#### Instructions for the task:
Say how many lines of the material below contain the word "Ulster", with no other words.
>> start Supplied data
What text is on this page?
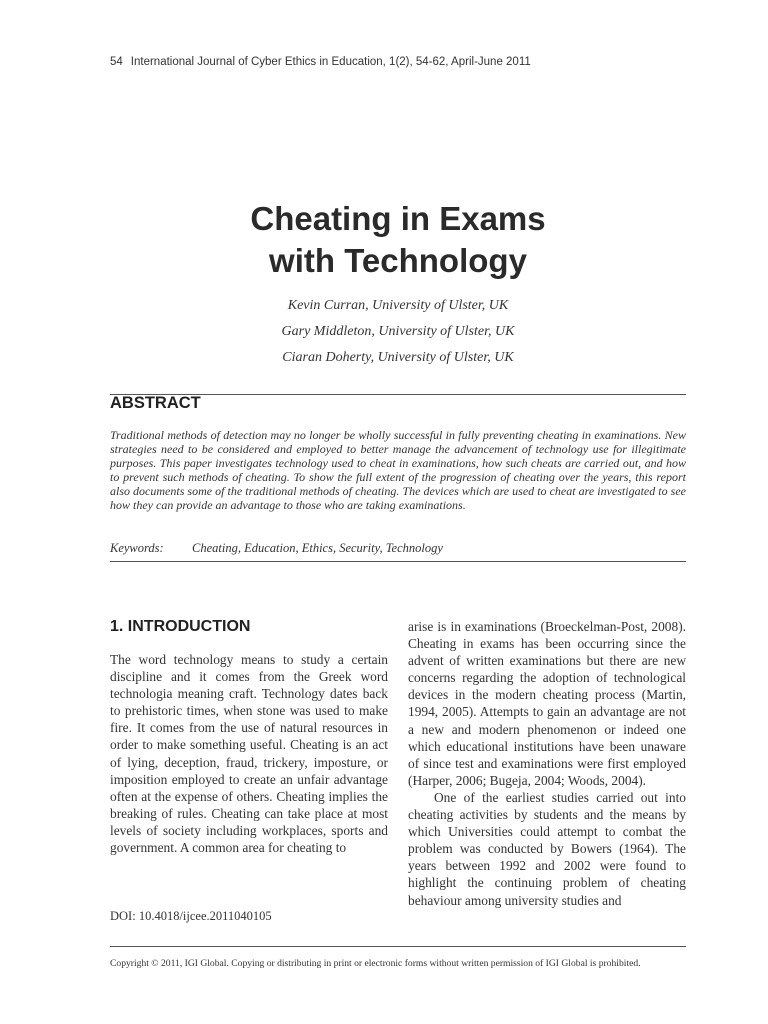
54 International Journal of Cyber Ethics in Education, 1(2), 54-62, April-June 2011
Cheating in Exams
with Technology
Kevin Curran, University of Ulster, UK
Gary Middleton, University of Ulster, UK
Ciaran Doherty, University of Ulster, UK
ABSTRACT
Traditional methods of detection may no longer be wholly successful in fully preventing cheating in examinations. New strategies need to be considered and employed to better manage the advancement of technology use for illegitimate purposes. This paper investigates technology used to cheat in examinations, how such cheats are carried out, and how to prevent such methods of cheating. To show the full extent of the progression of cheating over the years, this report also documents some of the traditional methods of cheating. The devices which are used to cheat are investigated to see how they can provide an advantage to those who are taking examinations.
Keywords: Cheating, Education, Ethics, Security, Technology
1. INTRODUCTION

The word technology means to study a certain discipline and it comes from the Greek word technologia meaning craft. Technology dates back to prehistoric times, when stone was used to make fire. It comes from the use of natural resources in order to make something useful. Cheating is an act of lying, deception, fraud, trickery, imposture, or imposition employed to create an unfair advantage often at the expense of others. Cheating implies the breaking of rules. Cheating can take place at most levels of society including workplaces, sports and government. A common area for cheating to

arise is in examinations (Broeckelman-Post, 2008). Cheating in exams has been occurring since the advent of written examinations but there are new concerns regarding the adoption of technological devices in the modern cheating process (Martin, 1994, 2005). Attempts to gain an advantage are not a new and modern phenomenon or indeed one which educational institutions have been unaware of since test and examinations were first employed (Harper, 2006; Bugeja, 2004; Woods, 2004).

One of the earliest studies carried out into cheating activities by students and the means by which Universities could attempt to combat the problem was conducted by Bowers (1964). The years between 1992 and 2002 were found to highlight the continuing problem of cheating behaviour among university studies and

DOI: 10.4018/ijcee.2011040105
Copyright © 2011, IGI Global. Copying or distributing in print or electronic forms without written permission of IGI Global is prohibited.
>> end Supplied data
#### Answer below:
3